╭─ Data supplied
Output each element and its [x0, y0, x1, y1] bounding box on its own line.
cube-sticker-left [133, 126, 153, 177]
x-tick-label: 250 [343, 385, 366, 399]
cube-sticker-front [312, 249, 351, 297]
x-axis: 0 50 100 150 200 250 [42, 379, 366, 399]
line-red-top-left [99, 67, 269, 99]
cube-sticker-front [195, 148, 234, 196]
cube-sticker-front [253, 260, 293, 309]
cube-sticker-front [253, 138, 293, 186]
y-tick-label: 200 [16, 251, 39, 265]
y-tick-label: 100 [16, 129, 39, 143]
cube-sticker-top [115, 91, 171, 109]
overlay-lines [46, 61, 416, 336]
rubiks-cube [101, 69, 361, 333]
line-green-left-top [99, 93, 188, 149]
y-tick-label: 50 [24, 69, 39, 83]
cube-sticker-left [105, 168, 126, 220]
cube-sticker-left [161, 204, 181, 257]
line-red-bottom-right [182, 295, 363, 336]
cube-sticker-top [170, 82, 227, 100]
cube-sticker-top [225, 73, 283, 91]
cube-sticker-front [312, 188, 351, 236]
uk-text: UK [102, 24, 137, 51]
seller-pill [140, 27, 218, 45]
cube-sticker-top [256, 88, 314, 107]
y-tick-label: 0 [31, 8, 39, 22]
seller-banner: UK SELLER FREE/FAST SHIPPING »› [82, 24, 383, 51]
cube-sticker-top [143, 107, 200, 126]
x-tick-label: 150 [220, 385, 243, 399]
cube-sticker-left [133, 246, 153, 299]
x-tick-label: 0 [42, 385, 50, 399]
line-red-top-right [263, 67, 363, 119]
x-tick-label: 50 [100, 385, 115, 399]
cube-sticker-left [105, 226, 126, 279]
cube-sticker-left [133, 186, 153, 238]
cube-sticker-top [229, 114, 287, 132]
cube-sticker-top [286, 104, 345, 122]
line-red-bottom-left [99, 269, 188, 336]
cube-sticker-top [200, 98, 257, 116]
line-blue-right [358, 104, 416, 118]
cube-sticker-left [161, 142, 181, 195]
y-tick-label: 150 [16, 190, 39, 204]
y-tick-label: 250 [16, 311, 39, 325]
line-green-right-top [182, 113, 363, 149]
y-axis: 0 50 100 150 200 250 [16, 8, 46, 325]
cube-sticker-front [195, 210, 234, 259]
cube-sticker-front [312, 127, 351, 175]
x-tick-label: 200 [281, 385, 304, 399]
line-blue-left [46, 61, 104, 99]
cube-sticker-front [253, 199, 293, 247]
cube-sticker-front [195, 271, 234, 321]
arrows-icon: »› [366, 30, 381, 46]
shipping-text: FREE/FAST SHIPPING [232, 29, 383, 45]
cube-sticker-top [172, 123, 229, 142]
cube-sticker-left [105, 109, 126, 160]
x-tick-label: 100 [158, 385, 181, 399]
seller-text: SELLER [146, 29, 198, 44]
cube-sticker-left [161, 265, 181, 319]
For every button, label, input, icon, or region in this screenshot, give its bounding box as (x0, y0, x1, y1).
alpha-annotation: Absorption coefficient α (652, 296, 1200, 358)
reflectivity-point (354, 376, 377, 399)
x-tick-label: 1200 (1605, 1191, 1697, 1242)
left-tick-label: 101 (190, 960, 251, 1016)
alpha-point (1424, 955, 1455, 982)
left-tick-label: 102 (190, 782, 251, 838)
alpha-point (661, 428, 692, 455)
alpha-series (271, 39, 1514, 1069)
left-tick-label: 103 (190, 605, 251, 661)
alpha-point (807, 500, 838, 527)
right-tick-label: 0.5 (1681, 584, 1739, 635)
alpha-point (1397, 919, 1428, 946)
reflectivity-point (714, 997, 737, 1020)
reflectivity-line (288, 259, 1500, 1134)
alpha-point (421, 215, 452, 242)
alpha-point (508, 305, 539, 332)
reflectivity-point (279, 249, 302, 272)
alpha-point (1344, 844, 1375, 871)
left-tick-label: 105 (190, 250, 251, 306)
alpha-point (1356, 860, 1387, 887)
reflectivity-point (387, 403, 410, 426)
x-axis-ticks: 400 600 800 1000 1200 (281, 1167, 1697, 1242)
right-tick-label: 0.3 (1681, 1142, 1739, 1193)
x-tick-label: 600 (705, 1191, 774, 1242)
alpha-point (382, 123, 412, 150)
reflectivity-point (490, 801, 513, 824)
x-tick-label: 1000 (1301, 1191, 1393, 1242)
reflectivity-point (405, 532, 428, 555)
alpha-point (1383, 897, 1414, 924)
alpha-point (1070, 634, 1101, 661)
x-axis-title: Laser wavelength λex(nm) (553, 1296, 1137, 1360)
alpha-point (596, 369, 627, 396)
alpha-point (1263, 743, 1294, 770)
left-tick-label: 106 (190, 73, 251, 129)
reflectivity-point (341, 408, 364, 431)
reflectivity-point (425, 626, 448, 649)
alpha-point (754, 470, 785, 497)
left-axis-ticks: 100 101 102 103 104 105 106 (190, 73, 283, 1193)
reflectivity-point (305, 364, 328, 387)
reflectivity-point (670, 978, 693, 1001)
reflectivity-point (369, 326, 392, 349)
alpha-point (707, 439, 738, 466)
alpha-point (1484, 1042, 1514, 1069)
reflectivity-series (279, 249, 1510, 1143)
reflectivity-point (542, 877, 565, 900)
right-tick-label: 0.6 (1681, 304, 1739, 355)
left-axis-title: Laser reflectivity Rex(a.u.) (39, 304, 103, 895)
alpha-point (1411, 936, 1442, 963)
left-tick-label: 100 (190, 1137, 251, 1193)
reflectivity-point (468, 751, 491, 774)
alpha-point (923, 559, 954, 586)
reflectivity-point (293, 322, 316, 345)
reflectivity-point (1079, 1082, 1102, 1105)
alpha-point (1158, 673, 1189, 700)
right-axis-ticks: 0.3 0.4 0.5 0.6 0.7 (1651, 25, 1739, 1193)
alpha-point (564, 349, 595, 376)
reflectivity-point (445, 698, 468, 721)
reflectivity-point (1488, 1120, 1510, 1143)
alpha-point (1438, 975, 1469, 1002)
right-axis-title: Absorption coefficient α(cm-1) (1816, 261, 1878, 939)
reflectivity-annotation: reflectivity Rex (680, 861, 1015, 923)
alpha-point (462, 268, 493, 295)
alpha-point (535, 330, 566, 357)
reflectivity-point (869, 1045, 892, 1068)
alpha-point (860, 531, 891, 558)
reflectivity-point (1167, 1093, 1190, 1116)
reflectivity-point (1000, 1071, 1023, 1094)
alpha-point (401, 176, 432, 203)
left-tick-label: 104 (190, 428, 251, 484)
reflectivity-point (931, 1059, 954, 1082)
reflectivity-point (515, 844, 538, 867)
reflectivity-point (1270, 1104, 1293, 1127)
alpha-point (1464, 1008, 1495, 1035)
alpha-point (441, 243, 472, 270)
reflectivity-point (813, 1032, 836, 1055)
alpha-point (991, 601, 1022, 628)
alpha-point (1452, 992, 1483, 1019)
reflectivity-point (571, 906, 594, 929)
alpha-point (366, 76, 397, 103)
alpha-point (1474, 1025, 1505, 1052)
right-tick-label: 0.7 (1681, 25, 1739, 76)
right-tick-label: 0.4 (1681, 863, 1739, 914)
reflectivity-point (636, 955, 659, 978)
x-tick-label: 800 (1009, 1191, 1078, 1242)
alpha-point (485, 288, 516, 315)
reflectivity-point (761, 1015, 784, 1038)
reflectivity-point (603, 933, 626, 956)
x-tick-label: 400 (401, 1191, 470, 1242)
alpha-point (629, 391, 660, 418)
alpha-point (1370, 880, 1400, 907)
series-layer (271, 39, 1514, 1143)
╰─
Problem to solve:
Output every line of the data as a JSON list of strings, one string per line, with blank lines omitted.

Solution to this task:
[
  "Output each element and its [x0, y0, x1, y1] bounding box on its own line.",
  "cube-sticker-left [133, 126, 153, 177]",
  "x-tick-label: 250 [343, 385, 366, 399]",
  "cube-sticker-front [312, 249, 351, 297]",
  "x-axis: 0 50 100 150 200 250 [42, 379, 366, 399]",
  "line-red-top-left [99, 67, 269, 99]",
  "cube-sticker-front [195, 148, 234, 196]",
  "cube-sticker-front [253, 260, 293, 309]",
  "cube-sticker-front [253, 138, 293, 186]",
  "y-tick-label: 200 [16, 251, 39, 265]",
  "y-tick-label: 100 [16, 129, 39, 143]",
  "cube-sticker-top [115, 91, 171, 109]",
  "overlay-lines [46, 61, 416, 336]",
  "rubiks-cube [101, 69, 361, 333]",
  "line-green-left-top [99, 93, 188, 149]",
  "y-tick-label: 50 [24, 69, 39, 83]",
  "cube-sticker-left [105, 168, 126, 220]",
  "cube-sticker-left [161, 204, 181, 257]",
  "line-red-bottom-right [182, 295, 363, 336]",
  "cube-sticker-top [170, 82, 227, 100]",
  "cube-sticker-top [225, 73, 283, 91]",
  "cube-sticker-front [312, 188, 351, 236]",
  "uk-text: UK [102, 24, 137, 51]",
  "seller-pill [140, 27, 218, 45]",
  "cube-sticker-top [256, 88, 314, 107]",
  "y-tick-label: 0 [31, 8, 39, 22]",
  "seller-banner: UK SELLER FREE/FAST SHIPPING »› [82, 24, 383, 51]",
  "cube-sticker-top [143, 107, 200, 126]",
  "x-tick-label: 150 [220, 385, 243, 399]",
  "cube-sticker-left [133, 246, 153, 299]",
  "x-tick-label: 0 [42, 385, 50, 399]",
  "line-red-top-right [263, 67, 363, 119]",
  "x-tick-label: 50 [100, 385, 115, 399]",
  "cube-sticker-left [105, 226, 126, 279]",
  "cube-sticker-left [133, 186, 153, 238]",
  "cube-sticker-top [229, 114, 287, 132]",
  "cube-sticker-top [286, 104, 345, 122]",
  "line-red-bottom-left [99, 269, 188, 336]",
  "cube-sticker-top [200, 98, 257, 116]",
  "line-blue-right [358, 104, 416, 118]",
  "cube-sticker-left [161, 142, 181, 195]",
  "y-tick-label: 150 [16, 190, 39, 204]",
  "y-tick-label: 250 [16, 311, 39, 325]",
  "line-green-right-top [182, 113, 363, 149]",
  "y-axis: 0 50 100 150 200 250 [16, 8, 46, 325]",
  "cube-sticker-front [195, 210, 234, 259]",
  "cube-sticker-front [312, 127, 351, 175]",
  "x-tick-label: 200 [281, 385, 304, 399]",
  "line-blue-left [46, 61, 104, 99]",
  "cube-sticker-front [253, 199, 293, 247]",
  "cube-sticker-front [195, 271, 234, 321]",
  "arrows-icon: »› [366, 30, 381, 46]",
  "shipping-text: FREE/FAST SHIPPING [232, 29, 383, 45]",
  "cube-sticker-top [172, 123, 229, 142]",
  "cube-sticker-left [105, 109, 126, 160]",
  "x-tick-label: 100 [158, 385, 181, 399]",
  "seller-text: SELLER [146, 29, 198, 44]",
  "cube-sticker-left [161, 265, 181, 319]",
  "For every button, label, input, icon, or region in this screenshot, give its bounding box as (x0, y0, x1, y1).",
  "alpha-annotation: Absorption coefficient α (652, 296, 1200, 358)",
  "reflectivity-point (354, 376, 377, 399)",
  "x-tick-label: 1200 (1605, 1191, 1697, 1242)",
  "left-tick-label: 101 (190, 960, 251, 1016)",
  "alpha-point (1424, 955, 1455, 982)",
  "left-tick-label: 102 (190, 782, 251, 838)",
  "alpha-point (661, 428, 692, 455)",
  "alpha-series (271, 39, 1514, 1069)",
  "left-tick-label: 103 (190, 605, 251, 661)",
  "alpha-point (807, 500, 838, 527)",
  "right-tick-label: 0.5 (1681, 584, 1739, 635)",
  "alpha-point (1397, 919, 1428, 946)",
  "reflectivity-point (714, 997, 737, 1020)",
  "reflectivity-line (288, 259, 1500, 1134)",
  "alpha-point (421, 215, 452, 242)",
  "alpha-point (508, 305, 539, 332)",
  "reflectivity-point (279, 249, 302, 272)",
  "alpha-point (1344, 844, 1375, 871)",
  "left-tick-label: 105 (190, 250, 251, 306)",
  "alpha-point (1356, 860, 1387, 887)",
  "reflectivity-point (387, 403, 410, 426)",
  "x-axis-ticks: 400 600 800 1000 1200 (281, 1167, 1697, 1242)",
  "right-tick-label: 0.3 (1681, 1142, 1739, 1193)",
  "x-tick-label: 600 (705, 1191, 774, 1242)",
  "alpha-point (382, 123, 412, 150)",
  "reflectivity-point (490, 801, 513, 824)",
  "x-tick-label: 1000 (1301, 1191, 1393, 1242)",
  "reflectivity-point (405, 532, 428, 555)",
  "alpha-point (1383, 897, 1414, 924)",
  "alpha-point (1070, 634, 1101, 661)",
  "x-axis-title: Laser wavelength λex(nm) (553, 1296, 1137, 1360)",
  "alpha-point (596, 369, 627, 396)",
  "alpha-point (1263, 743, 1294, 770)",
  "left-tick-label: 106 (190, 73, 251, 129)",
  "reflectivity-point (341, 408, 364, 431)",
  "reflectivity-point (425, 626, 448, 649)",
  "alpha-point (754, 470, 785, 497)",
  "left-axis-ticks: 100 101 102 103 104 105 106 (190, 73, 283, 1193)",
  "reflectivity-point (305, 364, 328, 387)",
  "reflectivity-point (670, 978, 693, 1001)",
  "reflectivity-point (369, 326, 392, 349)",
  "alpha-point (707, 439, 738, 466)",
  "alpha-point (1484, 1042, 1514, 1069)",
  "reflectivity-series (279, 249, 1510, 1143)",
  "reflectivity-point (542, 877, 565, 900)",
  "right-tick-label: 0.6 (1681, 304, 1739, 355)",
  "left-axis-title: Laser reflectivity Rex(a.u.) (39, 304, 103, 895)",
  "alpha-point (1411, 936, 1442, 963)",
  "left-tick-label: 100 (190, 1137, 251, 1193)",
  "reflectivity-point (468, 751, 491, 774)",
  "alpha-point (923, 559, 954, 586)",
  "reflectivity-point (293, 322, 316, 345)",
  "reflectivity-point (1079, 1082, 1102, 1105)",
  "alpha-point (1158, 673, 1189, 700)",
  "right-axis-ticks: 0.3 0.4 0.5 0.6 0.7 (1651, 25, 1739, 1193)",
  "alpha-point (564, 349, 595, 376)",
  "reflectivity-point (445, 698, 468, 721)",
  "reflectivity-point (1488, 1120, 1510, 1143)",
  "alpha-point (1438, 975, 1469, 1002)",
  "right-axis-title: Absorption coefficient α(cm-1) (1816, 261, 1878, 939)",
  "reflectivity-annotation: reflectivity Rex (680, 861, 1015, 923)",
  "alpha-point (462, 268, 493, 295)",
  "alpha-point (535, 330, 566, 357)",
  "reflectivity-point (869, 1045, 892, 1068)",
  "alpha-point (860, 531, 891, 558)",
  "reflectivity-point (1167, 1093, 1190, 1116)",
  "reflectivity-point (1000, 1071, 1023, 1094)",
  "alpha-point (401, 176, 432, 203)",
  "left-tick-label: 104 (190, 428, 251, 484)",
  "reflectivity-point (931, 1059, 954, 1082)",
  "reflectivity-point (515, 844, 538, 867)",
  "reflectivity-point (1270, 1104, 1293, 1127)",
  "alpha-point (1464, 1008, 1495, 1035)",
  "alpha-point (441, 243, 472, 270)",
  "reflectivity-point (813, 1032, 836, 1055)",
  "alpha-point (991, 601, 1022, 628)",
  "alpha-point (1452, 992, 1483, 1019)",
  "reflectivity-point (571, 906, 594, 929)",
  "alpha-point (366, 76, 397, 103)",
  "alpha-point (1474, 1025, 1505, 1052)",
  "right-tick-label: 0.7 (1681, 25, 1739, 76)",
  "right-tick-label: 0.4 (1681, 863, 1739, 914)",
  "reflectivity-point (636, 955, 659, 978)",
  "x-tick-label: 800 (1009, 1191, 1078, 1242)",
  "alpha-point (485, 288, 516, 315)",
  "reflectivity-point (761, 1015, 784, 1038)",
  "reflectivity-point (603, 933, 626, 956)",
  "x-tick-label: 400 (401, 1191, 470, 1242)",
  "alpha-point (629, 391, 660, 418)",
  "alpha-point (1370, 880, 1400, 907)",
  "series-layer (271, 39, 1514, 1143)"
]